## EXERCISE DIRECTIONS:
Repeat the entries that follow verbatim, without any of their pictures.

## RAW RECORDS:
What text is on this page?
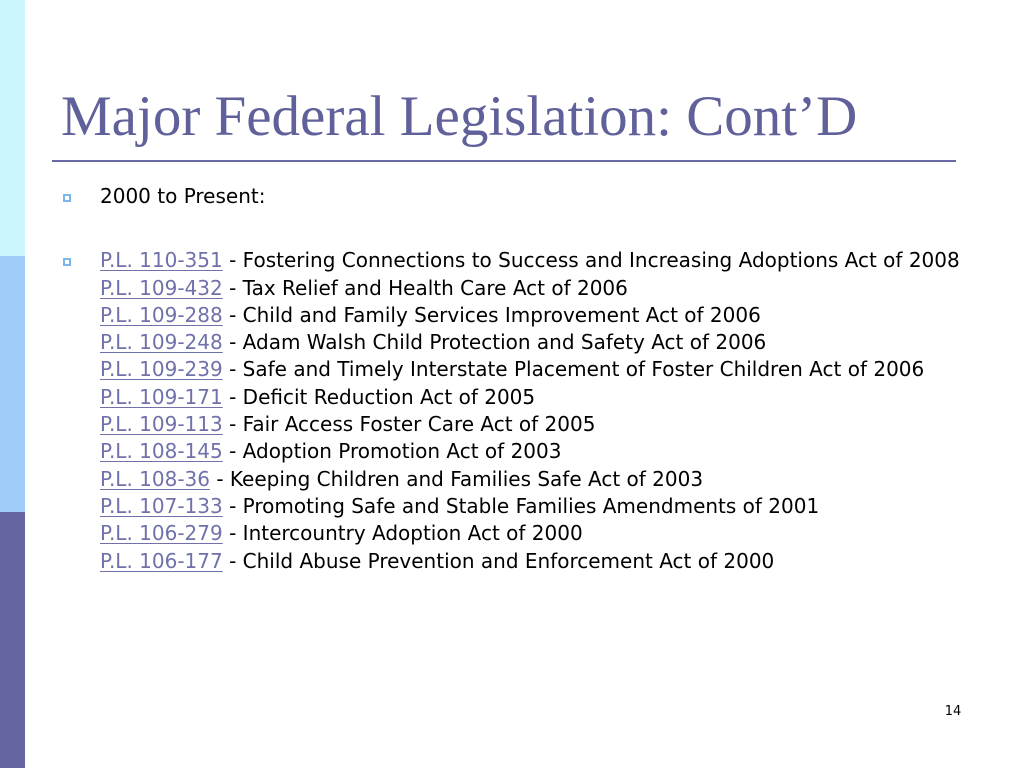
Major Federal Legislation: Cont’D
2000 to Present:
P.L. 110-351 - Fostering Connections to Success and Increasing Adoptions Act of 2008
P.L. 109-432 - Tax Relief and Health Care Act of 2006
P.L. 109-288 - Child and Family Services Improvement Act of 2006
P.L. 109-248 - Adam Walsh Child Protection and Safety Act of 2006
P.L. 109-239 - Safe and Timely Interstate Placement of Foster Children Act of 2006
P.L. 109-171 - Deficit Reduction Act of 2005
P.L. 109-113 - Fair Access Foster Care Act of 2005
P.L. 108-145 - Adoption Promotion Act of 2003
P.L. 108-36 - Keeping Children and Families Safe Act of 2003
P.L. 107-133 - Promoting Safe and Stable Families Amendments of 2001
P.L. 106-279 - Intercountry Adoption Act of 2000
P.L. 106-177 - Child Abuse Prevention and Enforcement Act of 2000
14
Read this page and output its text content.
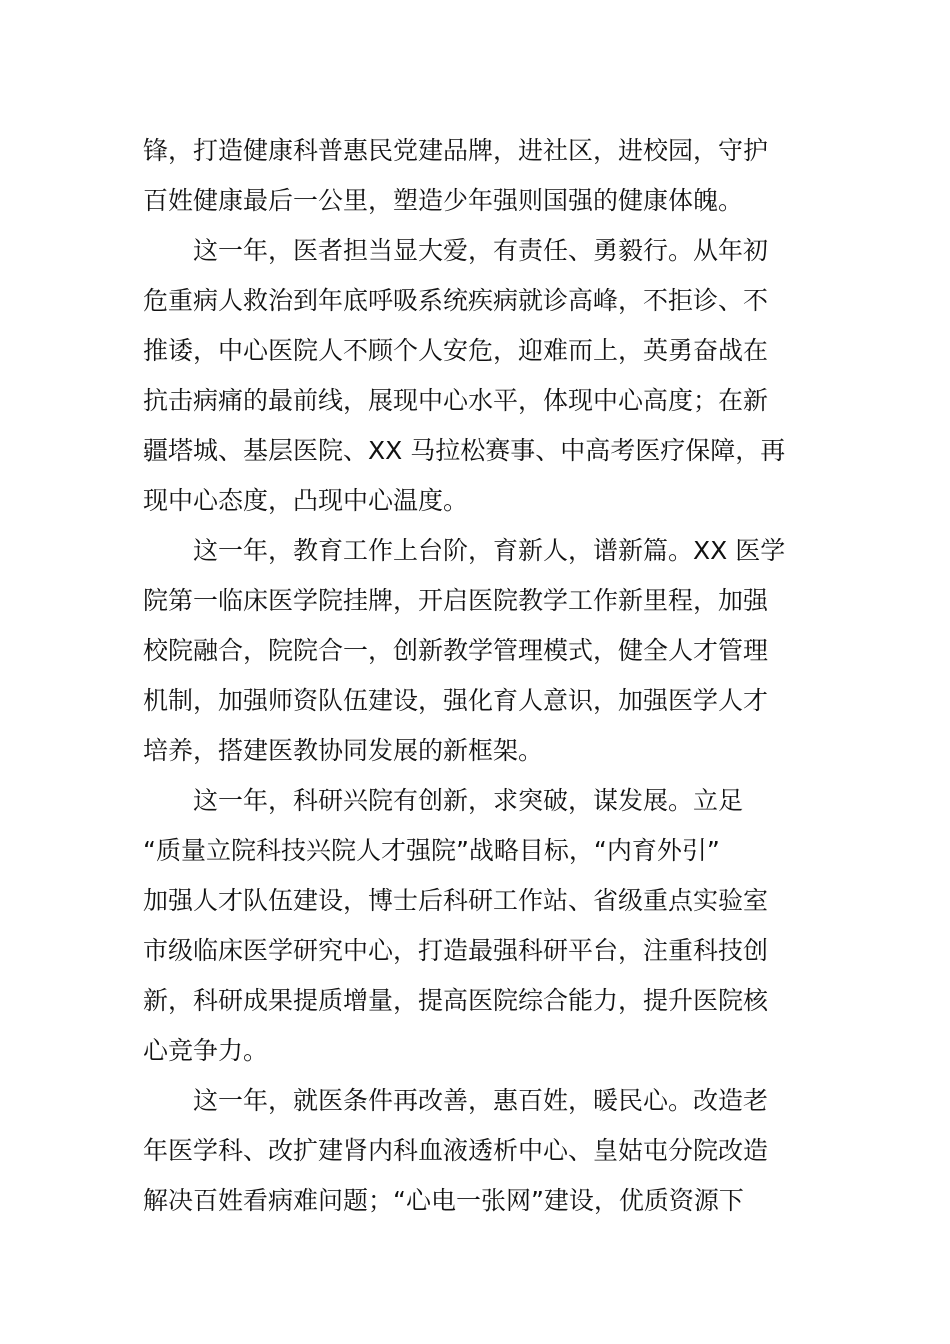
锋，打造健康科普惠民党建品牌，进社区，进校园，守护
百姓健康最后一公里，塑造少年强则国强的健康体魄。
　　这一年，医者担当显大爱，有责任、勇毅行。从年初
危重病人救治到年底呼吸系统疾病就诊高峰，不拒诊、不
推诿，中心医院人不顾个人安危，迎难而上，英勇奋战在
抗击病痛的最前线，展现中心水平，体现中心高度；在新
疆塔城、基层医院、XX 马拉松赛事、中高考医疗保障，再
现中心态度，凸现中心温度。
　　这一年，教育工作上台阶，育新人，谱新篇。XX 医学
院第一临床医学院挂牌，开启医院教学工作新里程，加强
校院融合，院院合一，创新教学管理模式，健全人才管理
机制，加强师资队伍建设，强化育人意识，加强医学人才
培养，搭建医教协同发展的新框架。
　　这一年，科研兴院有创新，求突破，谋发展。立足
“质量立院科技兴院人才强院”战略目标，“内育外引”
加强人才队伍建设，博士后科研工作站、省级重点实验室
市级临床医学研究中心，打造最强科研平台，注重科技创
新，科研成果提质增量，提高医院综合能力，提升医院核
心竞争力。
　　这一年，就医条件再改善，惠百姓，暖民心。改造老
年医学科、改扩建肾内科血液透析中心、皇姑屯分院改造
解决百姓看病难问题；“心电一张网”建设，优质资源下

## EXERCISE RESULT:
What text is on this page?
Major Federal Legislation: Cont’D
2000 to Present:
P.L. 110-351 - Fostering Connections to Success and Increasing Adoptions Act of 2008
P.L. 109-432 - Tax Relief and Health Care Act of 2006
P.L. 109-288 - Child and Family Services Improvement Act of 2006
P.L. 109-248 - Adam Walsh Child Protection and Safety Act of 2006
P.L. 109-239 - Safe and Timely Interstate Placement of Foster Children Act of 2006
P.L. 109-171 - Deficit Reduction Act of 2005
P.L. 109-113 - Fair Access Foster Care Act of 2005
P.L. 108-145 - Adoption Promotion Act of 2003
P.L. 108-36 - Keeping Children and Families Safe Act of 2003
P.L. 107-133 - Promoting Safe and Stable Families Amendments of 2001
P.L. 106-279 - Intercountry Adoption Act of 2000
P.L. 106-177 - Child Abuse Prevention and Enforcement Act of 2000
14
Read this page and output its text content.
锋，打造健康科普惠民党建品牌，进社区，进校园，守护
百姓健康最后一公里，塑造少年强则国强的健康体魄。
　　这一年，医者担当显大爱，有责任、勇毅行。从年初
危重病人救治到年底呼吸系统疾病就诊高峰，不拒诊、不
推诿，中心医院人不顾个人安危，迎难而上，英勇奋战在
抗击病痛的最前线，展现中心水平，体现中心高度；在新
疆塔城、基层医院、XX 马拉松赛事、中高考医疗保障，再
现中心态度，凸现中心温度。
　　这一年，教育工作上台阶，育新人，谱新篇。XX 医学
院第一临床医学院挂牌，开启医院教学工作新里程，加强
校院融合，院院合一，创新教学管理模式，健全人才管理
机制，加强师资队伍建设，强化育人意识，加强医学人才
培养，搭建医教协同发展的新框架。
　　这一年，科研兴院有创新，求突破，谋发展。立足
“质量立院科技兴院人才强院”战略目标，“内育外引”
加强人才队伍建设，博士后科研工作站、省级重点实验室
市级临床医学研究中心，打造最强科研平台，注重科技创
新，科研成果提质增量，提高医院综合能力，提升医院核
心竞争力。
　　这一年，就医条件再改善，惠百姓，暖民心。改造老
年医学科、改扩建肾内科血液透析中心、皇姑屯分院改造
解决百姓看病难问题；“心电一张网”建设，优质资源下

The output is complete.